## [INSTRUCTIONS FOR THE TASK]
Without including any pictures, copy each entry below exactly.

## [EXTRACTED ENTRIES]

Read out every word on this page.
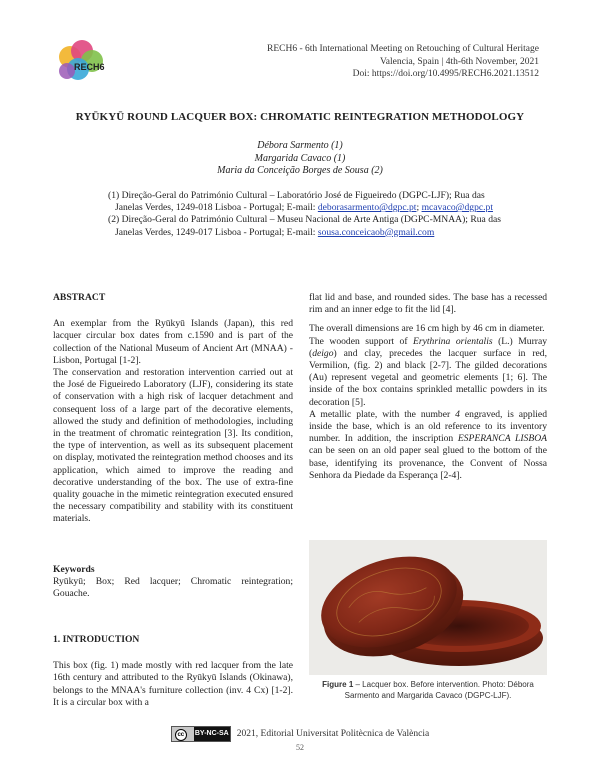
RECH6
RECH6 - 6th International Meeting on Retouching of Cultural Heritage
Valencia, Spain | 4th-6th November, 2021
Doi: https://doi.org/10.4995/RECH6.2021.13512
RYŪKYŪ ROUND LACQUER BOX: CHROMATIC REINTEGRATION METHODOLOGY
Débora Sarmento (1)
Margarida Cavaco (1)
Maria da Conceição Borges de Sousa (2)

(1) Direção-Geral do Património Cultural – Laboratório José de Figueiredo (DGPC-LJF); Rua das Janelas Verdes, 1249-018 Lisboa - Portugal; E-mail: deborasarmento@dgpc.pt; mcavaco@dgpc.pt

(2) Direção-Geral do Património Cultural – Museu Nacional de Arte Antiga (DGPC-MNAA); Rua das Janelas Verdes, 1249-017 Lisboa - Portugal; E-mail: sousa.conceicaob@gmail.com

ABSTRACT

An exemplar from the Ryūkyū Islands (Japan), this red lacquer circular box dates from c.1590 and is part of the collection of the National Museum of Ancient Art (MNAA) - Lisbon, Portugal [1-2].

The conservation and restoration intervention carried out at the José de Figueiredo Laboratory (LJF), considering its state of conservation with a high risk of lacquer detachment and consequent loss of a large part of the decorative elements, allowed the study and definition of methodologies, including in the treatment of chromatic reintegration [3]. Its condition, the type of intervention, as well as its subsequent placement on display, motivated the reintegration method chooses and its application, which aimed to improve the reading and decorative understanding of the box. The use of extra-fine quality gouache in the mimetic reintegration executed ensured the necessary compatibility and stability with its constituent materials.

Keywords

Ryūkyū; Box; Red lacquer; Chromatic reintegration; Gouache.

1. INTRODUCTION

This box (fig. 1) made mostly with red lacquer from the late 16th century and attributed to the Ryūkyū Islands (Okinawa), belongs to the MNAA's furniture collection (inv. 4 Cx) [1-2]. It is a circular box with a

flat lid and base, and rounded sides. The base has a recessed rim and an inner edge to fit the lid [4].

The overall dimensions are 16 cm high by 46 cm in diameter.

The wooden support of Erythrina orientalis (L.) Murray (deigo) and clay, precedes the lacquer surface in red, Vermilion, (fig. 2) and black [2-7]. The gilded decorations (Au) represent vegetal and geometric elements [1; 6]. The inside of the box contains sprinkled metallic powders in its decoration [5].

A metallic plate, with the number 4 engraved, is applied inside the base, which is an old reference to its inventory number. In addition, the inscription ESPERANCA LISBOA can be seen on an old paper seal glued to the bottom of the base, identifying its provenance, the Convent of Nossa Senhora da Piedade da Esperança [2-4].

Figure 1 – Lacquer box. Before intervention. Photo: Débora Sarmento and Margarida Cavaco (DGPC-LJF).
cc	BY-NC-SA 2021, Editorial Universitat Politècnica de València
52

## [RESPONSE]
Read out every word on this page.
RECH6
RECH6 - 6th International Meeting on Retouching of Cultural Heritage
Valencia, Spain | 4th-6th November, 2021
Doi: https://doi.org/10.4995/RECH6.2021.13512
RYŪKYŪ ROUND LACQUER BOX: CHROMATIC REINTEGRATION METHODOLOGY
Débora Sarmento (1)
Margarida Cavaco (1)
Maria da Conceição Borges de Sousa (2)

(1) Direção-Geral do Património Cultural – Laboratório José de Figueiredo (DGPC-LJF); Rua das Janelas Verdes, 1249-018 Lisboa - Portugal; E-mail: deborasarmento@dgpc.pt; mcavaco@dgpc.pt

(2) Direção-Geral do Património Cultural – Museu Nacional de Arte Antiga (DGPC-MNAA); Rua das Janelas Verdes, 1249-017 Lisboa - Portugal; E-mail: sousa.conceicaob@gmail.com

ABSTRACT

An exemplar from the Ryūkyū Islands (Japan), this red lacquer circular box dates from c.1590 and is part of the collection of the National Museum of Ancient Art (MNAA) - Lisbon, Portugal [1-2].

The conservation and restoration intervention carried out at the José de Figueiredo Laboratory (LJF), considering its state of conservation with a high risk of lacquer detachment and consequent loss of a large part of the decorative elements, allowed the study and definition of methodologies, including in the treatment of chromatic reintegration [3]. Its condition, the type of intervention, as well as its subsequent placement on display, motivated the reintegration method chooses and its application, which aimed to improve the reading and decorative understanding of the box. The use of extra-fine quality gouache in the mimetic reintegration executed ensured the necessary compatibility and stability with its constituent materials.

Keywords

Ryūkyū; Box; Red lacquer; Chromatic reintegration; Gouache.

1. INTRODUCTION

This box (fig. 1) made mostly with red lacquer from the late 16th century and attributed to the Ryūkyū Islands (Okinawa), belongs to the MNAA's furniture collection (inv. 4 Cx) [1-2]. It is a circular box with a

flat lid and base, and rounded sides. The base has a recessed rim and an inner edge to fit the lid [4].

The overall dimensions are 16 cm high by 46 cm in diameter.

The wooden support of Erythrina orientalis (L.) Murray (deigo) and clay, precedes the lacquer surface in red, Vermilion, (fig. 2) and black [2-7]. The gilded decorations (Au) represent vegetal and geometric elements [1; 6]. The inside of the box contains sprinkled metallic powders in its decoration [5].

A metallic plate, with the number 4 engraved, is applied inside the base, which is an old reference to its inventory number. In addition, the inscription ESPERANCA LISBOA can be seen on an old paper seal glued to the bottom of the base, identifying its provenance, the Convent of Nossa Senhora da Piedade da Esperança [2-4].

Figure 1 – Lacquer box. Before intervention. Photo: Débora Sarmento and Margarida Cavaco (DGPC-LJF).
cc	BY-NC-SA 2021, Editorial Universitat Politècnica de València
52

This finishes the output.